Records from a data source
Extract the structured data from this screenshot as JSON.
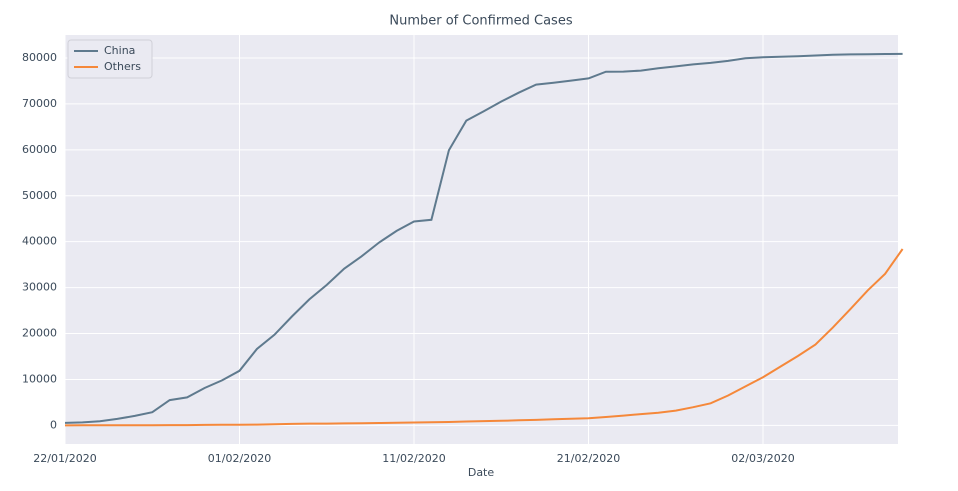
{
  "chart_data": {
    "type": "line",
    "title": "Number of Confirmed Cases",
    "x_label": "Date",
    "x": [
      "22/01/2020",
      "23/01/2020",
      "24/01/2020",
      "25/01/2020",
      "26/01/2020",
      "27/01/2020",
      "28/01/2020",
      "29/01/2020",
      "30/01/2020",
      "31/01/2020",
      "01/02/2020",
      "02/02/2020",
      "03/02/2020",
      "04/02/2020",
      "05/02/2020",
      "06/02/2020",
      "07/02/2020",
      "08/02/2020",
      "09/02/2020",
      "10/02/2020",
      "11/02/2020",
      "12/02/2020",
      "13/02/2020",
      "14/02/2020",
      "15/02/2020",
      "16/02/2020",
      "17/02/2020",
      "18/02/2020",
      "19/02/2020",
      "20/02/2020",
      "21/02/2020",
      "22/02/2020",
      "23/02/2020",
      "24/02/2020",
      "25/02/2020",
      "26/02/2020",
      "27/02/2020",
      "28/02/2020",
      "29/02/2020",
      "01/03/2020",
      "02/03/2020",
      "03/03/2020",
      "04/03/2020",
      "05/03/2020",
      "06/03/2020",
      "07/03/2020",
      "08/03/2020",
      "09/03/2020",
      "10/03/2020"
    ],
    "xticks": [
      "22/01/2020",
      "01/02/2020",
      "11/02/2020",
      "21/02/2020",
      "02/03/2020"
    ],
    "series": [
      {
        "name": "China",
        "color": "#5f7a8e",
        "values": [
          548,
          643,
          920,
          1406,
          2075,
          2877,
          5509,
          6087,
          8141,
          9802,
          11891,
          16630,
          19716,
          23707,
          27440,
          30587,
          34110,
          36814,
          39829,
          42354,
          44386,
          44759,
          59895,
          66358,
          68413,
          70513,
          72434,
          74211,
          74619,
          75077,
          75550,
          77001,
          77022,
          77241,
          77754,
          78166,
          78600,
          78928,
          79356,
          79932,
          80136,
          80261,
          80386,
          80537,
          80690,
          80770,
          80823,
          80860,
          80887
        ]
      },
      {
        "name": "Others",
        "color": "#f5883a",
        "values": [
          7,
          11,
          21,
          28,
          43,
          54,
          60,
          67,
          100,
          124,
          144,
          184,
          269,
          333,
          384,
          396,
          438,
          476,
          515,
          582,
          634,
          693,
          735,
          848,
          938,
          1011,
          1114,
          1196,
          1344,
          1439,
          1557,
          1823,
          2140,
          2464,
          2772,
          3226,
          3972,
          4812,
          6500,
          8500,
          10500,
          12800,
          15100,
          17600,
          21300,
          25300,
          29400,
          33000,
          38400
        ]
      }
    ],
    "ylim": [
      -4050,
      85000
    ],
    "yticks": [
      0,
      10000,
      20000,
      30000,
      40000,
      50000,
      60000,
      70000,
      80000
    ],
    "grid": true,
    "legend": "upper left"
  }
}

Problem requirements: Quote the entries above word for word. Leave the images out.

Full solution:
Extract the structured data from this screenshot as JSON.
{
  "chart_data": {
    "type": "line",
    "title": "Number of Confirmed Cases",
    "x_label": "Date",
    "x": [
      "22/01/2020",
      "23/01/2020",
      "24/01/2020",
      "25/01/2020",
      "26/01/2020",
      "27/01/2020",
      "28/01/2020",
      "29/01/2020",
      "30/01/2020",
      "31/01/2020",
      "01/02/2020",
      "02/02/2020",
      "03/02/2020",
      "04/02/2020",
      "05/02/2020",
      "06/02/2020",
      "07/02/2020",
      "08/02/2020",
      "09/02/2020",
      "10/02/2020",
      "11/02/2020",
      "12/02/2020",
      "13/02/2020",
      "14/02/2020",
      "15/02/2020",
      "16/02/2020",
      "17/02/2020",
      "18/02/2020",
      "19/02/2020",
      "20/02/2020",
      "21/02/2020",
      "22/02/2020",
      "23/02/2020",
      "24/02/2020",
      "25/02/2020",
      "26/02/2020",
      "27/02/2020",
      "28/02/2020",
      "29/02/2020",
      "01/03/2020",
      "02/03/2020",
      "03/03/2020",
      "04/03/2020",
      "05/03/2020",
      "06/03/2020",
      "07/03/2020",
      "08/03/2020",
      "09/03/2020",
      "10/03/2020"
    ],
    "xticks": [
      "22/01/2020",
      "01/02/2020",
      "11/02/2020",
      "21/02/2020",
      "02/03/2020"
    ],
    "series": [
      {
        "name": "China",
        "color": "#5f7a8e",
        "values": [
          548,
          643,
          920,
          1406,
          2075,
          2877,
          5509,
          6087,
          8141,
          9802,
          11891,
          16630,
          19716,
          23707,
          27440,
          30587,
          34110,
          36814,
          39829,
          42354,
          44386,
          44759,
          59895,
          66358,
          68413,
          70513,
          72434,
          74211,
          74619,
          75077,
          75550,
          77001,
          77022,
          77241,
          77754,
          78166,
          78600,
          78928,
          79356,
          79932,
          80136,
          80261,
          80386,
          80537,
          80690,
          80770,
          80823,
          80860,
          80887
        ]
      },
      {
        "name": "Others",
        "color": "#f5883a",
        "values": [
          7,
          11,
          21,
          28,
          43,
          54,
          60,
          67,
          100,
          124,
          144,
          184,
          269,
          333,
          384,
          396,
          438,
          476,
          515,
          582,
          634,
          693,
          735,
          848,
          938,
          1011,
          1114,
          1196,
          1344,
          1439,
          1557,
          1823,
          2140,
          2464,
          2772,
          3226,
          3972,
          4812,
          6500,
          8500,
          10500,
          12800,
          15100,
          17600,
          21300,
          25300,
          29400,
          33000,
          38400
        ]
      }
    ],
    "ylim": [
      -4050,
      85000
    ],
    "yticks": [
      0,
      10000,
      20000,
      30000,
      40000,
      50000,
      60000,
      70000,
      80000
    ],
    "grid": true,
    "legend": "upper left"
  }
}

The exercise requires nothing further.